QUESTIONS:
- 1) In the NetBSD softdep bug report, what kind of machine was NetBSD 3.99.9 installed on?
- 2) Pick up the NetBSD softdep bug report after its last sentence and continue it.

DOCUMENT TEXT:

Subject: kern/31544: The ffs softdep code appears to fail to write dirty bits to disk
To: None <kern-bug-people@netbsd.org, gnats-admin@netbsd.org,>
From: None <he@uninett.no>
List: netbsd-bugs
Date: 10/10/2005 13:09:00
>Number:         31544
>Category:       kern
>Synopsis:       The ffs softdep code appears to fail to write dirty bits to disk
>Confidential:   no
>Severity:       serious
>Priority:       medium
>Responsible:    kern-bug-people
>State:          open
>Class:          sw-bug
>Submitter-Id:   net
>Arrival-Date:   Mon Oct 10 13:09:00 +0000 2005
>Originator:     Havard Eidnes
>Release:        NetBSD 3.99.9 19 Sep 2005
>Organization:
	UNINETT AS
>Environment:
System: NetBSD bean.urc.uninett.no 3.99.9 NetBSD 3.99.9 (GENERIC) #64: Mon Sep 19 13:49:02 CEST 2005  he@quattro.urc.uninett.no:/u/build/HEAD/obj/i386/sys/arch/i386/compile/GENERIC i386
Architecture: i386
Machine: i386
>Description:

	Around the 20th last month I installed NetBSD 3.99.9 as
	described above on an IBM x336 system with a 3.2G Xeon, 1GB
	memory and a single SCSI disk drive.  I partitioned the drive
	with one large /usr ffs file system covering most of the disk,
	mounted softdep, and the same day I checked out src, pkgsrc
	and xsrc from a CVS mirror.

	For various reasons I did not get around to doing what I had
	planned to do with the machine, so it was sitting there mostly
	idle, basically only running its periodic cron jobs.

DATASET EXTRACT:

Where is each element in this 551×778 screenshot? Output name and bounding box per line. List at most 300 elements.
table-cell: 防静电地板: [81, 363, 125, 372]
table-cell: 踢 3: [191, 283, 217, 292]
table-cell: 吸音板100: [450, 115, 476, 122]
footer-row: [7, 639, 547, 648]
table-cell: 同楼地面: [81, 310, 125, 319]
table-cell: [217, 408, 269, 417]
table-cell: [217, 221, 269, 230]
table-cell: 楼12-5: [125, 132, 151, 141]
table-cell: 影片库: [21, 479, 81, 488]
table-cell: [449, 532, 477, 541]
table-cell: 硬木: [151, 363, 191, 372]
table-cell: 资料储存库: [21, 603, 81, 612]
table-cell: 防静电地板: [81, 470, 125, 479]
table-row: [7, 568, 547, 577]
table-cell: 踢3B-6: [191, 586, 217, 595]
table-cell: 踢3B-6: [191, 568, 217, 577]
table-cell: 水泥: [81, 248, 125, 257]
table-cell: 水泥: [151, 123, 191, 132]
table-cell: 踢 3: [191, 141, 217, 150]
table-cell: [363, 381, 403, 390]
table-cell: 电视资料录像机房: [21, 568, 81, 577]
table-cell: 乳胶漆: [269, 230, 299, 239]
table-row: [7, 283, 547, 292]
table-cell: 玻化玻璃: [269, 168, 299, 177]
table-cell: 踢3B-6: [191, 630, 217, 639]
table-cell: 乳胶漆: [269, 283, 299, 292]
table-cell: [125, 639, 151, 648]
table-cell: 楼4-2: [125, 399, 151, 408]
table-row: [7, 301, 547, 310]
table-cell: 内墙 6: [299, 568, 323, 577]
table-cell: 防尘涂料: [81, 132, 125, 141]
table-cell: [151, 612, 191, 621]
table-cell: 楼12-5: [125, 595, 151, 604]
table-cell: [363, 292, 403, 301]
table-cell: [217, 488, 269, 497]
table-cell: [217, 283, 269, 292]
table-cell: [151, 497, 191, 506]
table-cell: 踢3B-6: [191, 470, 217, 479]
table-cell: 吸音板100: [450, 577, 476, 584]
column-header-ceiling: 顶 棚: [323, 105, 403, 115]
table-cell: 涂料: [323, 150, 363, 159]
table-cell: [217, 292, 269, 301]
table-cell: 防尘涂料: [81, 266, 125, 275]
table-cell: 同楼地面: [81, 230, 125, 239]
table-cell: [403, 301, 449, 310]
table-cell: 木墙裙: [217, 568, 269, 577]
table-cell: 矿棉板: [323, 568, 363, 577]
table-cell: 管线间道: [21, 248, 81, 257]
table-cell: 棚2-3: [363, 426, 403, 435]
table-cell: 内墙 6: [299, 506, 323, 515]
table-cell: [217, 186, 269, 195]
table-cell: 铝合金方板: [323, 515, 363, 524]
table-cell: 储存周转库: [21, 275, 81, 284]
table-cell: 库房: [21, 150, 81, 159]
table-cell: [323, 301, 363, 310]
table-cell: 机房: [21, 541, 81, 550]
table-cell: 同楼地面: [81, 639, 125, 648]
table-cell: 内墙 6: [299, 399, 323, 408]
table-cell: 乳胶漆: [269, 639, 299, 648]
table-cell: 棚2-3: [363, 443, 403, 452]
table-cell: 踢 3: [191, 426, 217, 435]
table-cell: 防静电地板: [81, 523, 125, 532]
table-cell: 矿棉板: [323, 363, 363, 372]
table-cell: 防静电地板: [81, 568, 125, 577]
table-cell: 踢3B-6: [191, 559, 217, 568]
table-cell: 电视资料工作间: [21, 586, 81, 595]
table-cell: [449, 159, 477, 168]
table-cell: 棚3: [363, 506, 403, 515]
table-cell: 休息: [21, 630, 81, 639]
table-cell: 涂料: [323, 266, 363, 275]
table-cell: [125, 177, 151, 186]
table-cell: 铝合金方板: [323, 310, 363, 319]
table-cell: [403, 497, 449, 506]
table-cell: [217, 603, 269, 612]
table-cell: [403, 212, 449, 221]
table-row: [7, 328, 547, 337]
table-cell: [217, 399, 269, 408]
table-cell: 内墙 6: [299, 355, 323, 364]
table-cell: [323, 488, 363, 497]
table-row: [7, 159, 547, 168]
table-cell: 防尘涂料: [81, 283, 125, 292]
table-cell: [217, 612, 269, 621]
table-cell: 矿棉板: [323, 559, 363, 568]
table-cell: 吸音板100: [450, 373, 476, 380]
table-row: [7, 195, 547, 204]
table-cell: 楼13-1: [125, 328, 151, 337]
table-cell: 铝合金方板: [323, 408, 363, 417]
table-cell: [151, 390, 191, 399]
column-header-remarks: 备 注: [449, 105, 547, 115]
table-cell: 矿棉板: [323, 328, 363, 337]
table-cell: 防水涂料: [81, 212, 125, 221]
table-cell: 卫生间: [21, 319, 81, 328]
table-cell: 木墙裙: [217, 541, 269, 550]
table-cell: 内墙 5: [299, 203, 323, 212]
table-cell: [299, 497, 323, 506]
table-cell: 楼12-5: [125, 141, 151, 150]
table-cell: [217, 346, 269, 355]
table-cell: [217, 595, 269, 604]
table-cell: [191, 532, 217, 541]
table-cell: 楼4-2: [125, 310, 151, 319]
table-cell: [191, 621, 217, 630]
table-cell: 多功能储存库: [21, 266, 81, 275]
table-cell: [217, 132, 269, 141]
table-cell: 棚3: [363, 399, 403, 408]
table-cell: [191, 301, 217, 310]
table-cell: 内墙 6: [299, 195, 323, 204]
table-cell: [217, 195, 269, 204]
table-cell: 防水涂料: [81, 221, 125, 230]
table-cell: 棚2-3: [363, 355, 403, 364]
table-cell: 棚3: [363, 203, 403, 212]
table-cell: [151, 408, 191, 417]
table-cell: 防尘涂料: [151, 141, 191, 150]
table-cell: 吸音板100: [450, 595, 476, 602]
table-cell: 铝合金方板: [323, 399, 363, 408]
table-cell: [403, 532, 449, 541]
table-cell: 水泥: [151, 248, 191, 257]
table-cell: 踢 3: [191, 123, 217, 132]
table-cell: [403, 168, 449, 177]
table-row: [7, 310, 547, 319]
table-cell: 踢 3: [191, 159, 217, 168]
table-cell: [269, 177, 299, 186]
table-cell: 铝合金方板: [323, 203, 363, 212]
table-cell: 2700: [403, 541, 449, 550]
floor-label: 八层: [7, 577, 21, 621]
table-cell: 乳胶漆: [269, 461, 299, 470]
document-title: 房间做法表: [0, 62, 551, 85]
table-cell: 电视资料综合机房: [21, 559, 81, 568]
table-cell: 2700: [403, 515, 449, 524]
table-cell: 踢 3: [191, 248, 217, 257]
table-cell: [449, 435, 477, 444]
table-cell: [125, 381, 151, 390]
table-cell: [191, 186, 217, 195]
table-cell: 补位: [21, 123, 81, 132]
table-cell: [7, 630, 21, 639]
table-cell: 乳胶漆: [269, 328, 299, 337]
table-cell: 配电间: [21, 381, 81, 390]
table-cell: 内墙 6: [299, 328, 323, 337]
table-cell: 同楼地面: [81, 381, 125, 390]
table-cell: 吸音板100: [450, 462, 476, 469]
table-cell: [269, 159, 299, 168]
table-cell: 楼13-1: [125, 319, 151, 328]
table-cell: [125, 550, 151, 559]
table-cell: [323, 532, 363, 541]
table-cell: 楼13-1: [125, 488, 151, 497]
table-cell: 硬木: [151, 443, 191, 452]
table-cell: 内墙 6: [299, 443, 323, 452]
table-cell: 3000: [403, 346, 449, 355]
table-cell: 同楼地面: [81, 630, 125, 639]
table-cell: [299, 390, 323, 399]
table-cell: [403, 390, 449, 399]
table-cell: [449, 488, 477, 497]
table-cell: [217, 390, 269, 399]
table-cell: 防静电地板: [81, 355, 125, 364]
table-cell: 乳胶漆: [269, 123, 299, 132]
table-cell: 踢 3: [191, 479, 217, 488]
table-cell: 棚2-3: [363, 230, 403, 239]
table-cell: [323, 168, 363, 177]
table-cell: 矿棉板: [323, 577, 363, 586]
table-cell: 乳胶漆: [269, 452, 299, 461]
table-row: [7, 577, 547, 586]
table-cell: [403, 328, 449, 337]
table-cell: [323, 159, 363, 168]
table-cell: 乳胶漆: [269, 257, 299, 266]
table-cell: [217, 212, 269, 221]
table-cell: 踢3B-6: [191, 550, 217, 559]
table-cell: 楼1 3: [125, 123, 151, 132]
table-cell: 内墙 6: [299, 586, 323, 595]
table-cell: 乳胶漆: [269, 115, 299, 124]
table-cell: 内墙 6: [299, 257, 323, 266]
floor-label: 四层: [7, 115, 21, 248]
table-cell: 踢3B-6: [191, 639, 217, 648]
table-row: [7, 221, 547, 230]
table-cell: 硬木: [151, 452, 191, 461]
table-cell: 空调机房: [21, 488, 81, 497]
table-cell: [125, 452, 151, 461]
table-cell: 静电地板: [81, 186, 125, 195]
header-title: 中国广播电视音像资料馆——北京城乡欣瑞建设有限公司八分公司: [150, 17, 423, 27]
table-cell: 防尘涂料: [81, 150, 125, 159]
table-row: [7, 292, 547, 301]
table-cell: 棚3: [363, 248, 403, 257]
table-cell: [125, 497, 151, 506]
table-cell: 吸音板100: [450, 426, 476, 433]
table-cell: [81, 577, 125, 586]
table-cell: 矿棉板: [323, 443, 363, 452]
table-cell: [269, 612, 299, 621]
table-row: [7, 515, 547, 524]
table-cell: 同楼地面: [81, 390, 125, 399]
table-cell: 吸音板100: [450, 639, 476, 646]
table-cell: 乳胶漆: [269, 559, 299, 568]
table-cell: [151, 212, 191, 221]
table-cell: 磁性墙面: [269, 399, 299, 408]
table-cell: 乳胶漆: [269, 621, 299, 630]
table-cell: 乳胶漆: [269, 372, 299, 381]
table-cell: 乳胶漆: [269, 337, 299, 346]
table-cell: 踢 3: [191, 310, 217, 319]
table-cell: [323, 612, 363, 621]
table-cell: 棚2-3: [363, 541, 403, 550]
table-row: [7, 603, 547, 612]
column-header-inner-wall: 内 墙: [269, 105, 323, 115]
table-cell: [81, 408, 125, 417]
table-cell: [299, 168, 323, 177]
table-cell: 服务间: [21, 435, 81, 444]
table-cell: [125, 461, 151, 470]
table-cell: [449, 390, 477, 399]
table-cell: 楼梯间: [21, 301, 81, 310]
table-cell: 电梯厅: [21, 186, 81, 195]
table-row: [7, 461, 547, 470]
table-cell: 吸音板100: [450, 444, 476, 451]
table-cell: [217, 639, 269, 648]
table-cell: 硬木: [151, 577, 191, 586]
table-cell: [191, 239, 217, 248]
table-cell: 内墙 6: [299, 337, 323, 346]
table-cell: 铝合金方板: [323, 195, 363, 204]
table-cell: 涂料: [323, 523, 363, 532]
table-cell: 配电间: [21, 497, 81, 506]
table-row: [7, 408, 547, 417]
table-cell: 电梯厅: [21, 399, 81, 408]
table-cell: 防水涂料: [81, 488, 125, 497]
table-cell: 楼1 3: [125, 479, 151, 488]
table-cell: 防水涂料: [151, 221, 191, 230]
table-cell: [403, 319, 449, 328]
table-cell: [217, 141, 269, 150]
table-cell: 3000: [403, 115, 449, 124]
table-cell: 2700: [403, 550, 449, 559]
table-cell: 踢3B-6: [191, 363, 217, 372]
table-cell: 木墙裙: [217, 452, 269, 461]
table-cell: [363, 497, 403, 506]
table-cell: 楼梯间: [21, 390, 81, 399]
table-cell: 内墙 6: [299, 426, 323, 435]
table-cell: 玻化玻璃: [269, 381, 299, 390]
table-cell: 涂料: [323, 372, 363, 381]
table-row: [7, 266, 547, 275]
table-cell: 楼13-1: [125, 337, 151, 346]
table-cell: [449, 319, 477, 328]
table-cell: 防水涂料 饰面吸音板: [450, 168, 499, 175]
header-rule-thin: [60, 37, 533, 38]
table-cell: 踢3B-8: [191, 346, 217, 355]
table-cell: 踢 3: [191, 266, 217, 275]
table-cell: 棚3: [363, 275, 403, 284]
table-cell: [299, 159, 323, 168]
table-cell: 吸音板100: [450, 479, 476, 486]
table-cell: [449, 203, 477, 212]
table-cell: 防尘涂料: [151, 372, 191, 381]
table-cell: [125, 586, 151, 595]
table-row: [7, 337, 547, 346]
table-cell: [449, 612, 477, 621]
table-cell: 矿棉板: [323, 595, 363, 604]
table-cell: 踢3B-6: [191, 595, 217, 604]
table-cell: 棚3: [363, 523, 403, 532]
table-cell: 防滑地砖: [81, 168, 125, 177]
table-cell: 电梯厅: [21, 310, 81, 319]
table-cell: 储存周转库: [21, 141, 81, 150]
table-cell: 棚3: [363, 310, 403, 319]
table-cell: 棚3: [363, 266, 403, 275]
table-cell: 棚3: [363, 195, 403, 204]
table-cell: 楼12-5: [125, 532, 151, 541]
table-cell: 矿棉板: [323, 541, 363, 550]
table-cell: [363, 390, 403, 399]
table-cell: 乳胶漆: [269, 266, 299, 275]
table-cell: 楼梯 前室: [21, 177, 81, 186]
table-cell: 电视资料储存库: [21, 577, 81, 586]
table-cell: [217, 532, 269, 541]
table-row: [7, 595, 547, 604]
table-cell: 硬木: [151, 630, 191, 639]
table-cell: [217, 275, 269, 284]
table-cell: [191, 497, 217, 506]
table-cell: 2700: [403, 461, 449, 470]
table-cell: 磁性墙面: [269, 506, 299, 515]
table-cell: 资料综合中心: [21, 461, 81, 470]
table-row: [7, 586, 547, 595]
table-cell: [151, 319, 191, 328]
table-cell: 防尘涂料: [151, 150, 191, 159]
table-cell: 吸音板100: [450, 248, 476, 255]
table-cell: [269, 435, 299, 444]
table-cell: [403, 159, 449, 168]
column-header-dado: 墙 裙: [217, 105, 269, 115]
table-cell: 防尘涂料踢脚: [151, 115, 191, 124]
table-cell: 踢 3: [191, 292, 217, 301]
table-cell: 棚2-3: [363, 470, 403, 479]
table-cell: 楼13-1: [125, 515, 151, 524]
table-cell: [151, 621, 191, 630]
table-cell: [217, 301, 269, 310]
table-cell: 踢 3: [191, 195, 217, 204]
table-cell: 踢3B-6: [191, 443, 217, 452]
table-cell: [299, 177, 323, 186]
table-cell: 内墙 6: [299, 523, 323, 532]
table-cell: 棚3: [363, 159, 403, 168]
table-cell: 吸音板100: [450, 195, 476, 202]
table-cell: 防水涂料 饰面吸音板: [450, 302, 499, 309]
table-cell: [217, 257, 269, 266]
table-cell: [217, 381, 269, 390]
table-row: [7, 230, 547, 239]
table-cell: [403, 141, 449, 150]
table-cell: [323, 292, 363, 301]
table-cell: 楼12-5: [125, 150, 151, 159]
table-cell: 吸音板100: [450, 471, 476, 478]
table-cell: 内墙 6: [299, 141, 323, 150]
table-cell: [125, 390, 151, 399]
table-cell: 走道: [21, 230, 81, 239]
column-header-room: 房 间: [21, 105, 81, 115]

ANSWERS FOR THE TASKS:
- 1) An IBM x336 system with a 3.2G Xeon, 1GB of memory and a single SCSI disk drive.

- 2)
	Two days ago we had an unexpected power outage which of course
	took out the power to this machine since it is not connected to
	a UPS.  One would have thought or hoped that all the dirty bits
	from the CVS checkout operation would have hit the platters on
	the disk drive after nearly two weeks idle time, but, no, that
	did not appear to be the case.

	When the machine came back up again, fsck found a multitude of
	problems in the /usr file system, some examples:

	BAD TYPE VALUE  I=209247  OWNER=he MODE=100644
	SIZE=2472 MTIME=Sep 20 14:38 2005 
	FILE=/src/contrib

	UNALLOCATED  I=214598  OWNER=he MODE=0
	SIZE=0 MTIME=Sep 20 14:37 2005 
	NAME=/src/include/CVS/Entries

	I count a total of 5657 "UNALLOCATED" and 1335 "BAD TYPE VALUE"
	errors in my "fsck -y" output.

	Clearly, something which was supposed to happen ("trickle sync?")
	did not.

	
>How-To-Repeat:
	Mount a file system with softdep, make lots of updates, such
	as checking out the NetBSD source from CVS, leave machine idle
	for a few days, and *then* yank it's power.  Watch near-
	unending lossage related to the bits you checked out from CVS
	more than 24 hours ago when the machine is brought up again.

>Fix:
	Sorry, don't know.